Copy the listing lines word for word, beginning with the line that contains "article-dek: A new" and continuing through the line that contains "listen-button[interactable]: 8 min".
---
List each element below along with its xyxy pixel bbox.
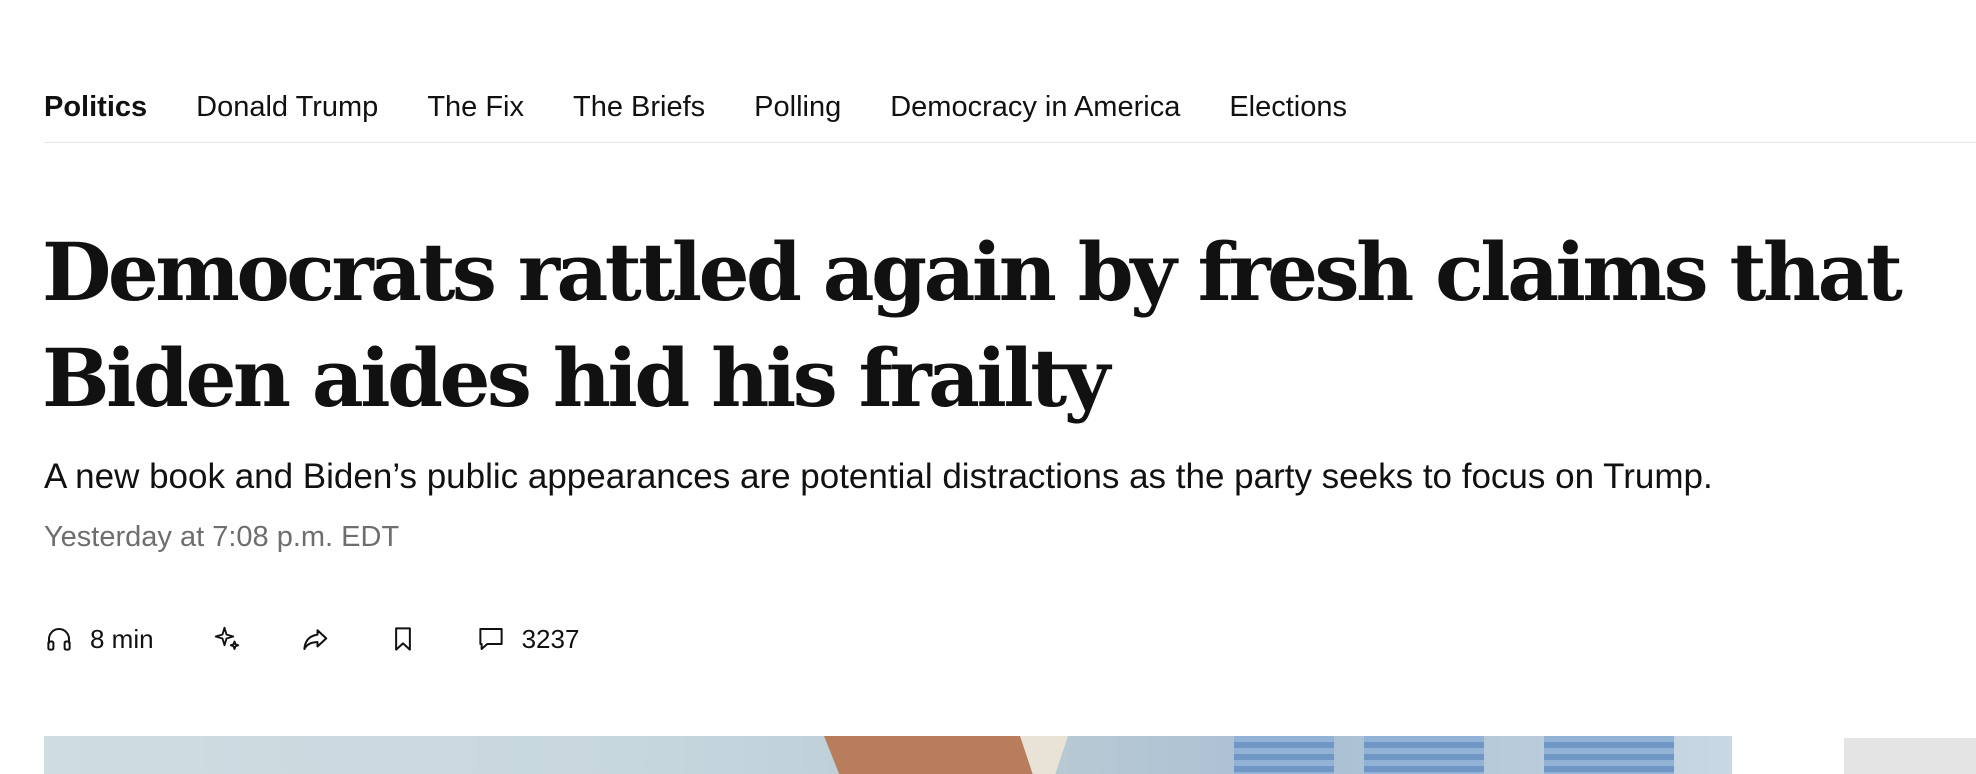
article-dek: A new book and Biden’s public appearance… — [44, 457, 1713, 496]
nav-item-politics[interactable]: Politics — [44, 82, 147, 132]
hero-image-building — [1364, 736, 1484, 774]
listen-duration: 8 min — [90, 623, 154, 654]
comment-icon — [476, 624, 506, 654]
headphones-icon — [44, 624, 74, 654]
nav-item-the-briefs[interactable]: The Briefs — [573, 82, 705, 132]
article-action-bar: 8 min 3237 — [44, 618, 579, 660]
share-arrow-icon — [300, 624, 330, 654]
article-page: Politics Donald Trump The Fix The Briefs… — [0, 0, 1976, 774]
share-button[interactable] — [300, 624, 330, 654]
section-nav: Politics Donald Trump The Fix The Briefs… — [44, 82, 1976, 143]
nav-item-the-fix[interactable]: The Fix — [427, 82, 524, 132]
nav-item-donald-trump[interactable]: Donald Trump — [196, 82, 378, 132]
ai-summary-button[interactable] — [212, 624, 242, 654]
nav-item-democracy-in-america[interactable]: Democracy in America — [890, 82, 1180, 132]
bookmark-button[interactable] — [388, 624, 418, 654]
article-headline: Democrats rattled again by fresh claims … — [42, 225, 1903, 425]
bookmark-icon — [388, 624, 418, 654]
listen-button[interactable]: 8 min — [44, 624, 154, 655]
comments-button[interactable]: 3237 — [476, 623, 580, 655]
hero-image-building — [1544, 736, 1674, 774]
sparkle-icon — [212, 624, 242, 654]
hero-image-building — [1234, 736, 1334, 774]
hero-image — [44, 736, 1732, 774]
article-timestamp: Yesterday at 7:08 p.m. EDT — [44, 521, 400, 553]
nav-item-polling[interactable]: Polling — [754, 82, 841, 132]
nav-item-elections[interactable]: Elections — [1229, 82, 1347, 132]
comment-count: 3237 — [521, 623, 580, 654]
sidebar-thumbnail — [1844, 738, 1976, 774]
---
§ **OUTPUT FOR THIS EXERCISE**:
article-dek: A new book and Biden’s public appearance… — [44, 457, 1713, 496]
nav-item-politics[interactable]: Politics — [44, 82, 147, 132]
hero-image-building — [1364, 736, 1484, 774]
listen-duration: 8 min — [90, 623, 154, 654]
comment-icon — [476, 624, 506, 654]
headphones-icon — [44, 624, 74, 654]
nav-item-the-briefs[interactable]: The Briefs — [573, 82, 705, 132]
article-action-bar: 8 min 3237 — [44, 618, 579, 660]
share-arrow-icon — [300, 624, 330, 654]
article-page: Politics Donald Trump The Fix The Briefs… — [0, 0, 1976, 774]
share-button[interactable] — [300, 624, 330, 654]
section-nav: Politics Donald Trump The Fix The Briefs… — [44, 82, 1976, 143]
nav-item-the-fix[interactable]: The Fix — [427, 82, 524, 132]
nav-item-donald-trump[interactable]: Donald Trump — [196, 82, 378, 132]
ai-summary-button[interactable] — [212, 624, 242, 654]
nav-item-democracy-in-america[interactable]: Democracy in America — [890, 82, 1180, 132]
bookmark-button[interactable] — [388, 624, 418, 654]
article-headline: Democrats rattled again by fresh claims … — [42, 225, 1903, 425]
bookmark-icon — [388, 624, 418, 654]
listen-button[interactable]: 8 min — [44, 624, 154, 655]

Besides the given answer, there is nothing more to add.